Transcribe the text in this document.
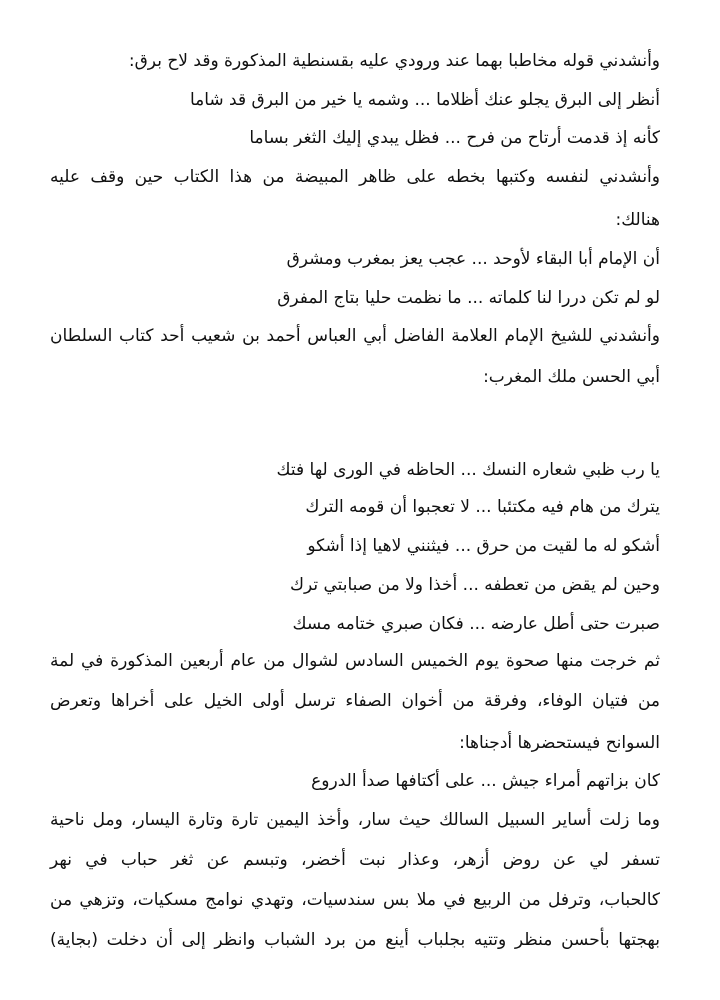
وأنشدني قوله مخاطبا بهما عند ورودي عليه بقسنطية المذكورة وقد لاح برق:
أنظر إلى البرق يجلو عنك أظلاما ... وشمه يا خير من البرق قد شاما
كأنه إذ قدمت أرتاح من فرح ... فظل يبدي إليك الثغر بساما
وأنشدني لنفسه وكتبها بخطه على ظاهر المبيضة من هذا الكتاب حين وقف عليه
هنالك:
أن الإمام أبا البقاء لأوحد ... عجب يعز بمغرب ومشرق
لو لم تكن دررا لنا كلماته ... ما نظمت حليا بتاج المفرق
وأنشدني للشيخ الإمام العلامة الفاضل أبي العباس أحمد بن شعيب أحد كتاب السلطان
أبي الحسن ملك المغرب:
يا رب ظبي شعاره النسك ... الحاظه في الورى لها فتك
يترك من هام فيه مكتئبا ... لا تعجبوا أن قومه الترك
أشكو له ما لقيت من حرق ... فيثنني لاهيا إذا أشكو
وحين لم يقض من تعطفه ... أخذا ولا من صبابتي ترك
صبرت حتى أطل عارضه ... فكان صبري ختامه مسك
ثم خرجت منها صحوة يوم الخميس السادس لشوال من عام أربعين المذكورة في لمة
من فتيان الوفاء، وفرقة من أخوان الصفاء ترسل أولى الخيل على أخراها وتعرض
السوانح فيستحضرها أدجناها:
كان بزاتهم أمراء جيش ... على أكتافها صدأ الدروع
وما زلت أساير السبيل السالك حيث سار، وأخذ اليمين تارة وتارة اليسار، ومل ناحية
تسفر لي عن روض أزهر، وعذار نبت أخضر، وتبسم عن ثغر حباب في نهر
كالحباب، وترفل من الربيع في ملا بس سندسيات، وتهدي نوامج مسكيات، وتزهي من
بهجتها بأحسن منظر وتتيه بجلباب أينع من برد الشباب وانظر إلى أن دخلت (بجاية)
__________________________________________________
◆ SHORT TASK
Without including any picture, repeat the data exactly.

◆ ANSWER TO THE TASK
Transcribe the text in this document.
وأنشدني قوله مخاطبا بهما عند ورودي عليه بقسنطية المذكورة وقد لاح برق:
أنظر إلى البرق يجلو عنك أظلاما ... وشمه يا خير من البرق قد شاما
كأنه إذ قدمت أرتاح من فرح ... فظل يبدي إليك الثغر بساما
وأنشدني لنفسه وكتبها بخطه على ظاهر المبيضة من هذا الكتاب حين وقف عليه
هنالك:
أن الإمام أبا البقاء لأوحد ... عجب يعز بمغرب ومشرق
لو لم تكن دررا لنا كلماته ... ما نظمت حليا بتاج المفرق
وأنشدني للشيخ الإمام العلامة الفاضل أبي العباس أحمد بن شعيب أحد كتاب السلطان
أبي الحسن ملك المغرب:
يا رب ظبي شعاره النسك ... الحاظه في الورى لها فتك
يترك من هام فيه مكتئبا ... لا تعجبوا أن قومه الترك
أشكو له ما لقيت من حرق ... فيثنني لاهيا إذا أشكو
وحين لم يقض من تعطفه ... أخذا ولا من صبابتي ترك
صبرت حتى أطل عارضه ... فكان صبري ختامه مسك
ثم خرجت منها صحوة يوم الخميس السادس لشوال من عام أربعين المذكورة في لمة
من فتيان الوفاء، وفرقة من أخوان الصفاء ترسل أولى الخيل على أخراها وتعرض
السوانح فيستحضرها أدجناها:
كان بزاتهم أمراء جيش ... على أكتافها صدأ الدروع
وما زلت أساير السبيل السالك حيث سار، وأخذ اليمين تارة وتارة اليسار، ومل ناحية
تسفر لي عن روض أزهر، وعذار نبت أخضر، وتبسم عن ثغر حباب في نهر
كالحباب، وترفل من الربيع في ملا بس سندسيات، وتهدي نوامج مسكيات، وتزهي من
بهجتها بأحسن منظر وتتيه بجلباب أينع من برد الشباب وانظر إلى أن دخلت (بجاية)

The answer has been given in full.